THE TASK
For every line in the records that has the word "кожей", make a copy.

Dataset items

____________

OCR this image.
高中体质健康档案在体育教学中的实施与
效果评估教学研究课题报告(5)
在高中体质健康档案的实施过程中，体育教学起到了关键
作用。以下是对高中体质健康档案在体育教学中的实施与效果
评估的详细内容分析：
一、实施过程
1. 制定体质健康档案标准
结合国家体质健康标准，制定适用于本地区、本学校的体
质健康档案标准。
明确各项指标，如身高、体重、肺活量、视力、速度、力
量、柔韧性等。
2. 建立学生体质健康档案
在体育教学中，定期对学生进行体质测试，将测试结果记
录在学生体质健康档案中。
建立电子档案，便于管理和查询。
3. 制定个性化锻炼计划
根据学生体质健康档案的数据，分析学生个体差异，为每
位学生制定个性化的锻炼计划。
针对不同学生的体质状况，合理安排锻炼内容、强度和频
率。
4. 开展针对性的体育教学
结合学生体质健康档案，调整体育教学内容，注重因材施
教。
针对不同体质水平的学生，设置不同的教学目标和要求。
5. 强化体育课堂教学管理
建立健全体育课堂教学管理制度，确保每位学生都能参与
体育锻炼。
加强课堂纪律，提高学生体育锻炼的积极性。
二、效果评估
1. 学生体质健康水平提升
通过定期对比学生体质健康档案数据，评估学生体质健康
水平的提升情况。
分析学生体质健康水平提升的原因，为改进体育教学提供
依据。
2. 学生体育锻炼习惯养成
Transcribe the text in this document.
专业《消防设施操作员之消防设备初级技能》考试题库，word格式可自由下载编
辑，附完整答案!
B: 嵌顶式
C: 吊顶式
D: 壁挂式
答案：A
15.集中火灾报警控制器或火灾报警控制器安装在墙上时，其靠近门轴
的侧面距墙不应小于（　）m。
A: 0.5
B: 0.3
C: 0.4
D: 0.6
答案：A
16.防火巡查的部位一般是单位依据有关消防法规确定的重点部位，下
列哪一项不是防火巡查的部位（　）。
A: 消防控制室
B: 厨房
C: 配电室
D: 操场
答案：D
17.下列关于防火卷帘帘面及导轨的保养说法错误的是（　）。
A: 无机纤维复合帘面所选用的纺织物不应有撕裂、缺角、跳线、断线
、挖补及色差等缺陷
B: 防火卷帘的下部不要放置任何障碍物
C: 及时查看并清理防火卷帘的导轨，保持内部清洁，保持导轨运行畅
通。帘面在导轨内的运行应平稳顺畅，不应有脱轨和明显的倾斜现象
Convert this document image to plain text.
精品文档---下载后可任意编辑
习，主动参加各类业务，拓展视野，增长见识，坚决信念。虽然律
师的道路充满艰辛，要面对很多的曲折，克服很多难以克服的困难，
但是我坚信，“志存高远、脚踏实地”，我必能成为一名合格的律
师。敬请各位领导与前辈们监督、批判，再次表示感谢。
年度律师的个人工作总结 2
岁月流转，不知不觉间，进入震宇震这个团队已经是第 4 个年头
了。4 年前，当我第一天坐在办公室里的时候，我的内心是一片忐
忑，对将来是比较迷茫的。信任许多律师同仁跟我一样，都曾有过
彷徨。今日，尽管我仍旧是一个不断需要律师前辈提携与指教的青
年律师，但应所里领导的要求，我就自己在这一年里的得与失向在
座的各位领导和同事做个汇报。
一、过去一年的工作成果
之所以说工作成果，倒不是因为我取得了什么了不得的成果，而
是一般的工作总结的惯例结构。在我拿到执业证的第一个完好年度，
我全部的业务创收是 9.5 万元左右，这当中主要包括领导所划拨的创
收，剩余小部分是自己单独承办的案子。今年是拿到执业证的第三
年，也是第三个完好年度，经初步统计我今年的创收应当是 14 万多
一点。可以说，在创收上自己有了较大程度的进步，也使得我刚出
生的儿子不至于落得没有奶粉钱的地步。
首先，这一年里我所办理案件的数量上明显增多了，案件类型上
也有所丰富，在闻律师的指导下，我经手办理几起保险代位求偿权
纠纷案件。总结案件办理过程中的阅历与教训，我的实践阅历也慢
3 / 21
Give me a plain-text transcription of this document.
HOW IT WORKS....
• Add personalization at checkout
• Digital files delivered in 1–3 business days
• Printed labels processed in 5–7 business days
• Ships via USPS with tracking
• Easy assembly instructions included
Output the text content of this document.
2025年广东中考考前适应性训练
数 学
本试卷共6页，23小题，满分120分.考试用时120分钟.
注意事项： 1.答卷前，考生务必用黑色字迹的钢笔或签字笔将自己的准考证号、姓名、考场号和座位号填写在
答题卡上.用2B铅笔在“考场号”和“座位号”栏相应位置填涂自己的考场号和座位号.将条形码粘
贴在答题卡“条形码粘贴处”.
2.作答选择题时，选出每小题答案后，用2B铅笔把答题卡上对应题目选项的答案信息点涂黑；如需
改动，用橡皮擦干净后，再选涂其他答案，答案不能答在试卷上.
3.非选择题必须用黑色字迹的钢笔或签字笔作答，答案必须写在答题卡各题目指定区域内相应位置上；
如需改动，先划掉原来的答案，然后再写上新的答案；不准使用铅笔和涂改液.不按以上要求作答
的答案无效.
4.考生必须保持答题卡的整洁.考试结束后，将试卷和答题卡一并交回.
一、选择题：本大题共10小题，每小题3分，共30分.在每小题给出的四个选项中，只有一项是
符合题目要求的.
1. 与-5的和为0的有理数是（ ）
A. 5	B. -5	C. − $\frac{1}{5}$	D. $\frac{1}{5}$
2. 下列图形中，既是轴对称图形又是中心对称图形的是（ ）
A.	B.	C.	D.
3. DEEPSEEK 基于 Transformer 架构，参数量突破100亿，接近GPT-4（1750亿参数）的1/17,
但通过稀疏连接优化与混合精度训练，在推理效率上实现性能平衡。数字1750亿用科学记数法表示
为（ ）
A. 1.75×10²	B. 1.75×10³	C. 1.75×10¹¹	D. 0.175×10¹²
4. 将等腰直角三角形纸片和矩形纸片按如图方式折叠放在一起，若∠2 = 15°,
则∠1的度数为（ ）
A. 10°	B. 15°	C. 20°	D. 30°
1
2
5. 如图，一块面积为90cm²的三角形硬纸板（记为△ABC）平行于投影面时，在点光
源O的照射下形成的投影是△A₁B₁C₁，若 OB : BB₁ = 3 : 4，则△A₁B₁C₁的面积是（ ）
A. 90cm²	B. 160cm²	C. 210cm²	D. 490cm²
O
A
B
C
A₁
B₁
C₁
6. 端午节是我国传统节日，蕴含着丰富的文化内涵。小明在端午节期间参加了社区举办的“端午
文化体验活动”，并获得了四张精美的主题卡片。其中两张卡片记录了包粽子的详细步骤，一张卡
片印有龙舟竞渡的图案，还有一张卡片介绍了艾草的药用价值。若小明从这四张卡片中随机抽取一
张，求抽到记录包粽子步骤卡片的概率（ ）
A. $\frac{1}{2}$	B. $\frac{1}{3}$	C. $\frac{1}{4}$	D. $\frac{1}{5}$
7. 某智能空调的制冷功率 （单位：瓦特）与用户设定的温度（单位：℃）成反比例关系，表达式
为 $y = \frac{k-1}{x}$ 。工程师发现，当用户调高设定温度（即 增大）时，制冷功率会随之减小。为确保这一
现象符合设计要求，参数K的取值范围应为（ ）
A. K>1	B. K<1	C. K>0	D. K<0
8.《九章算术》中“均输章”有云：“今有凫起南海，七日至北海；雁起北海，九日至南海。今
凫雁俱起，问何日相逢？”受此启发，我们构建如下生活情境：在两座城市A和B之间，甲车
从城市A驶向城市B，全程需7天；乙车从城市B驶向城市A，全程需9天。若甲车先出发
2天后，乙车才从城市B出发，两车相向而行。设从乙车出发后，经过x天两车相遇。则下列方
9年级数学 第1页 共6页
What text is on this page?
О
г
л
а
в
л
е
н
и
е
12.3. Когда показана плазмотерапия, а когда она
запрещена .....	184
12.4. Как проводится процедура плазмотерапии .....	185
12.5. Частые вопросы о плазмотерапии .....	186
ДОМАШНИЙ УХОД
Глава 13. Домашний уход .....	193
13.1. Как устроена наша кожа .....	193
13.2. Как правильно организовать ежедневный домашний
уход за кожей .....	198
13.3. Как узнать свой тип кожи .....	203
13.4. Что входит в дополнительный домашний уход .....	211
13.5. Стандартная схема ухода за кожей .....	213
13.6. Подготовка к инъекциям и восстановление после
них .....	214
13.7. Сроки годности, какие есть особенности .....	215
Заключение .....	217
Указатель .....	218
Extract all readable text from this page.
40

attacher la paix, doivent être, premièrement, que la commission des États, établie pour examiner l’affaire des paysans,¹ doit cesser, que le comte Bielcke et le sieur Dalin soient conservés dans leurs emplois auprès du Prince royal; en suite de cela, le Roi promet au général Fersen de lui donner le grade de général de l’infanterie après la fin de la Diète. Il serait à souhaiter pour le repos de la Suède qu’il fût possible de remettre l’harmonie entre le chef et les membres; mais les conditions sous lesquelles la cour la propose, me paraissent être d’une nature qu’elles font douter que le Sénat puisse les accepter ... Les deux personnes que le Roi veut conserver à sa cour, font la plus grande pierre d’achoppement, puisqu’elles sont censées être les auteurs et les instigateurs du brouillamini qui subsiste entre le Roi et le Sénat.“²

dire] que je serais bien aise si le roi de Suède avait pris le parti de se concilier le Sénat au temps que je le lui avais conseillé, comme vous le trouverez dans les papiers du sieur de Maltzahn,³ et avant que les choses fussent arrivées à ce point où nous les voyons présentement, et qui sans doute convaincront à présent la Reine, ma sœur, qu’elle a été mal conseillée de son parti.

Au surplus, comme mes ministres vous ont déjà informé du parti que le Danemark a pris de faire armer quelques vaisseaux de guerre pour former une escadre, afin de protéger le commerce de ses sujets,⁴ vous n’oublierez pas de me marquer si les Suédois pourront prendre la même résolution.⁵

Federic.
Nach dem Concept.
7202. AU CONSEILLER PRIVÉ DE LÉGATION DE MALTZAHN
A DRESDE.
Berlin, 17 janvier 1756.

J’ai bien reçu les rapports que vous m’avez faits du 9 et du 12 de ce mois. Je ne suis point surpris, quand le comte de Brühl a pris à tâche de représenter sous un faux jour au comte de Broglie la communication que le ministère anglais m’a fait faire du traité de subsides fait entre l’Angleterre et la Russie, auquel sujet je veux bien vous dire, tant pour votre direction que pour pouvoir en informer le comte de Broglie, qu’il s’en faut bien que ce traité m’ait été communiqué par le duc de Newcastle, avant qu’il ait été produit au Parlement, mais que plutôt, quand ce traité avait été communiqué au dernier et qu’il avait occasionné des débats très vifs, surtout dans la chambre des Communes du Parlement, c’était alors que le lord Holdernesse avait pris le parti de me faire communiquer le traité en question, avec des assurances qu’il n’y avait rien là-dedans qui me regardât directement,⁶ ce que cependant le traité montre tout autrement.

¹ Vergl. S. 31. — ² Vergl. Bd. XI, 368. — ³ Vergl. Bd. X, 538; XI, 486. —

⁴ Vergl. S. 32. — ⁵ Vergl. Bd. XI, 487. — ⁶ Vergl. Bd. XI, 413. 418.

____________

REPLY TO THE EXERCISE
уход за кожей .....	198
13.5. Стандартная схема ухода за кожей .....	213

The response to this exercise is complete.